(Extracted data entries)
•••••
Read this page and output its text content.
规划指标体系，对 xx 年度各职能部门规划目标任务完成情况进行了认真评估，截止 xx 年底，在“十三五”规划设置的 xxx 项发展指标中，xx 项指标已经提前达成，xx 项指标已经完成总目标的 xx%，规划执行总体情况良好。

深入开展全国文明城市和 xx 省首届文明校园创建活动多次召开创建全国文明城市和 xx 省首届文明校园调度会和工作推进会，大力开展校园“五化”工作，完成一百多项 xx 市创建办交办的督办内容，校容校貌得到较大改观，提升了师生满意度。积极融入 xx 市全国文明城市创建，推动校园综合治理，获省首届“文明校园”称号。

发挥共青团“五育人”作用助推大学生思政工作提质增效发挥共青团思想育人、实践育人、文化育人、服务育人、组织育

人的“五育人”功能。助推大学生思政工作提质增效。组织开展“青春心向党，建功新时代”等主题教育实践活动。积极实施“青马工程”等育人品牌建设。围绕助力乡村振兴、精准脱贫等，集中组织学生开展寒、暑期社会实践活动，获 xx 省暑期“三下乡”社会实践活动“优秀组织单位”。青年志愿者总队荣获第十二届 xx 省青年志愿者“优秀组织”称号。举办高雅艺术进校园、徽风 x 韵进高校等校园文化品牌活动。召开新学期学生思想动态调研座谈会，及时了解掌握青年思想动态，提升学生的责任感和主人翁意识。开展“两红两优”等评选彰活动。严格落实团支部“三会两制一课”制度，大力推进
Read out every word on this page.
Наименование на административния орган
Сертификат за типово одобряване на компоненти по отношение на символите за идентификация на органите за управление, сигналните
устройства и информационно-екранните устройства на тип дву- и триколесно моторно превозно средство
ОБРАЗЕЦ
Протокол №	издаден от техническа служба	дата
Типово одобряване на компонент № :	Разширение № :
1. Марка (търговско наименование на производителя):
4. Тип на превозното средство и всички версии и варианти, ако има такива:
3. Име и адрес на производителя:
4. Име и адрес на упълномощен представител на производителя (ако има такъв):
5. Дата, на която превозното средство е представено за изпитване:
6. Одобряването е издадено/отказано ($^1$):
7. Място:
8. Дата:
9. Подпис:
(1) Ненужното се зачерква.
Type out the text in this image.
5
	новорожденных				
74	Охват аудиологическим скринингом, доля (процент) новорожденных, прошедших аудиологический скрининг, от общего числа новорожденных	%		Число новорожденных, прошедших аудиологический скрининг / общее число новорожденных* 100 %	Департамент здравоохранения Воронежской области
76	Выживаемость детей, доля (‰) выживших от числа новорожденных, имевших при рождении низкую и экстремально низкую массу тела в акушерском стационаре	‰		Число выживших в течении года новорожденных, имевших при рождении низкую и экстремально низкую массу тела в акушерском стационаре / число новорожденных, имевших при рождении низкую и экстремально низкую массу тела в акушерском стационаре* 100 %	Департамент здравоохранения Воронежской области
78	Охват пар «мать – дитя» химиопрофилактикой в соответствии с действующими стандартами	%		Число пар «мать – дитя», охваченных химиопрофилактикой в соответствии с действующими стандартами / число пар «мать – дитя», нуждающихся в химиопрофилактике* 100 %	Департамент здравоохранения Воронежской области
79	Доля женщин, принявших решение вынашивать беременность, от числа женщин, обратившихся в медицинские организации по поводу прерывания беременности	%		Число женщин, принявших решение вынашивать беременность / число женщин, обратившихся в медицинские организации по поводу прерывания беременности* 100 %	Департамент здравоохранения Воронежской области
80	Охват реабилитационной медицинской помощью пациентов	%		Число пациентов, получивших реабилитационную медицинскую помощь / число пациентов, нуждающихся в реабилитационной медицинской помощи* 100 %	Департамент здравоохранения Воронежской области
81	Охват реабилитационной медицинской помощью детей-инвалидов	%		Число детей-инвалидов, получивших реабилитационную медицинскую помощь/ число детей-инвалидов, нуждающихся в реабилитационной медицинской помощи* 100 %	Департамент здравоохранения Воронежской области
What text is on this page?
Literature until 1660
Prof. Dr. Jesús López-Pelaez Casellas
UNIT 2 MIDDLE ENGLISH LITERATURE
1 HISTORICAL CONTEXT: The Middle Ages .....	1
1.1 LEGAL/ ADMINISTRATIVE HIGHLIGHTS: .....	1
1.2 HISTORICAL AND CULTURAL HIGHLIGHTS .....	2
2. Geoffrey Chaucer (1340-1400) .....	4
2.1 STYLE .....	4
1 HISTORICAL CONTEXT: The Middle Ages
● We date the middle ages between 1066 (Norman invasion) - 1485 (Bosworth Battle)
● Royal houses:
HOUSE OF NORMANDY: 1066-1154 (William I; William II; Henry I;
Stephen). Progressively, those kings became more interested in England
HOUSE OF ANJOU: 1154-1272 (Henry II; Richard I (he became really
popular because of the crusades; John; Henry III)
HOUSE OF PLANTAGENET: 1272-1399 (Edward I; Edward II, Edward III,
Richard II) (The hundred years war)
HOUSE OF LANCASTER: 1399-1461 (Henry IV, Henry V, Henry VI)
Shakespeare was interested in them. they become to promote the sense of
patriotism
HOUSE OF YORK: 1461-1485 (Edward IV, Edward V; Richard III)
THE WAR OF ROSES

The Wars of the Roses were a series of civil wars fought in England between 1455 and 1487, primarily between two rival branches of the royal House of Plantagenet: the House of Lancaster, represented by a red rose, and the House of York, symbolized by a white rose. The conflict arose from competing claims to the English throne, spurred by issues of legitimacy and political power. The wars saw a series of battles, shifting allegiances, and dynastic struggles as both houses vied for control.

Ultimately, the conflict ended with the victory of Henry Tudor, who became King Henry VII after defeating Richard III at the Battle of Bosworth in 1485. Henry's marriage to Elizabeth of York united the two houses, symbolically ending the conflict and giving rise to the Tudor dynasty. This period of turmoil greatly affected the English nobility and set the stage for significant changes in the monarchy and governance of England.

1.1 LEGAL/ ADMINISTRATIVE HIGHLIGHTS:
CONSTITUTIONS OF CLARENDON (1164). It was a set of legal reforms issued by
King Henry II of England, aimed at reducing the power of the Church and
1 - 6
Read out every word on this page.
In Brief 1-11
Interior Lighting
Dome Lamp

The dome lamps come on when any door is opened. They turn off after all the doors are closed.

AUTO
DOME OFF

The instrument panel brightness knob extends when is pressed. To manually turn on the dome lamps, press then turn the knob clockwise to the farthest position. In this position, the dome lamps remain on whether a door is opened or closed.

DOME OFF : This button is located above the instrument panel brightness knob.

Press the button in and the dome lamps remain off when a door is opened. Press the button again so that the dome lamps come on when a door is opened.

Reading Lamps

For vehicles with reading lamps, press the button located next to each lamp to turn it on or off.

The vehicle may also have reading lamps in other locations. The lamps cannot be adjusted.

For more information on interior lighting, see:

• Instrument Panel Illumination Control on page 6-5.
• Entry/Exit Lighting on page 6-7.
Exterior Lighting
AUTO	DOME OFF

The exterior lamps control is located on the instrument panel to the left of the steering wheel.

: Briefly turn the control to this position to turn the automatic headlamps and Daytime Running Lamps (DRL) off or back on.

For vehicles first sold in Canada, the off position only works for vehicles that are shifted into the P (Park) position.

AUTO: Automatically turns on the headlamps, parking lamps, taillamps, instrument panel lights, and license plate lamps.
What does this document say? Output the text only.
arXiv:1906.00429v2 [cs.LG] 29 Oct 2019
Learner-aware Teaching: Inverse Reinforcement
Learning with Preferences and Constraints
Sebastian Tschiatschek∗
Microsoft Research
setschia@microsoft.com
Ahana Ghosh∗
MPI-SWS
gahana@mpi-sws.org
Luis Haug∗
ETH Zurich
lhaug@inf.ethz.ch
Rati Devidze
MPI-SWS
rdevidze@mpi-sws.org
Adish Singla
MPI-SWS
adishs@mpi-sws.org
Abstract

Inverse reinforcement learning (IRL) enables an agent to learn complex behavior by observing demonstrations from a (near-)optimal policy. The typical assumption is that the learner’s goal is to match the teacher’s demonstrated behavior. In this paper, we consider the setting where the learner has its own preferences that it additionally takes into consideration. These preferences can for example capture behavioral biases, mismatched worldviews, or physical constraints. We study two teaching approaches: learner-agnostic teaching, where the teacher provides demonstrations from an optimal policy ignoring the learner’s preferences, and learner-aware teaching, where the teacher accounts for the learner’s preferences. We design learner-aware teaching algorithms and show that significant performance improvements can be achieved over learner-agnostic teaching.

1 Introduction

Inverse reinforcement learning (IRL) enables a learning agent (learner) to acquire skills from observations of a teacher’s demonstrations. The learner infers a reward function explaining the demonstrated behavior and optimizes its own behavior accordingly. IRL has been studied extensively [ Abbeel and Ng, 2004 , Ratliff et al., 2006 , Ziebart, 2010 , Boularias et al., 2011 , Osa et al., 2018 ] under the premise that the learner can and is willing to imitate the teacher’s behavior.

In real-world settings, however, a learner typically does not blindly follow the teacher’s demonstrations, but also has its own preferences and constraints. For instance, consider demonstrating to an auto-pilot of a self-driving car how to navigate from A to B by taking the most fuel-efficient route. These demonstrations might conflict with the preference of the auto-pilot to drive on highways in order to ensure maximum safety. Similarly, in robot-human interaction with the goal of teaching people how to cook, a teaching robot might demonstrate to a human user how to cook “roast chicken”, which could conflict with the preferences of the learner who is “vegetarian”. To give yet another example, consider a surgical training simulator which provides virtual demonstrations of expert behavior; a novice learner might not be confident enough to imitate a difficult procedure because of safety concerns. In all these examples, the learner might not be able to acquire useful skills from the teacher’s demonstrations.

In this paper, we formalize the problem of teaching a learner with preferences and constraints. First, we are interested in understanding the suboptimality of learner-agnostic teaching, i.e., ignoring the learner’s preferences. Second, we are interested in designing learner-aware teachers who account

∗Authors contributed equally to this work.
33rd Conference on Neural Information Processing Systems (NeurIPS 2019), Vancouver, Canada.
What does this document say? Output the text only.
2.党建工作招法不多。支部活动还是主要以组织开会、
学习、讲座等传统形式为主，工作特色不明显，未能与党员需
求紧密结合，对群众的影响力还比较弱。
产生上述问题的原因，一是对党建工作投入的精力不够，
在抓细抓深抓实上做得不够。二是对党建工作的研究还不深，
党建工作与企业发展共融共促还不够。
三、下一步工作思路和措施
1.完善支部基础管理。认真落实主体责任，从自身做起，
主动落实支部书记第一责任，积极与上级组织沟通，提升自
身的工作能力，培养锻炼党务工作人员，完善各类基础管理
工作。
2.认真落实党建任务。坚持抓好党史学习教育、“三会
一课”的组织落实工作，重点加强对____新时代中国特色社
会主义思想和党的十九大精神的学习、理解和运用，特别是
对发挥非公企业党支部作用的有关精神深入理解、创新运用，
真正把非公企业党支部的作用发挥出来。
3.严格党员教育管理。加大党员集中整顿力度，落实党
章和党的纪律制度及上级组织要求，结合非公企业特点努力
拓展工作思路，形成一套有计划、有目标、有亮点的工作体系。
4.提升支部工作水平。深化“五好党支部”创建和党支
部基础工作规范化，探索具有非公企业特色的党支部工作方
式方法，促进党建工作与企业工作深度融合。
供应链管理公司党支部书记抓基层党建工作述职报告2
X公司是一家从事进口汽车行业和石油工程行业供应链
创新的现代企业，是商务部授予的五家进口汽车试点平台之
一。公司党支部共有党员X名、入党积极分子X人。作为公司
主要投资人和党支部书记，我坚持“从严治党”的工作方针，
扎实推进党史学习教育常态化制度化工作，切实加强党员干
•••••
Say, as a single number and nothing more, how many lines of the entries contain the word "получивших".

2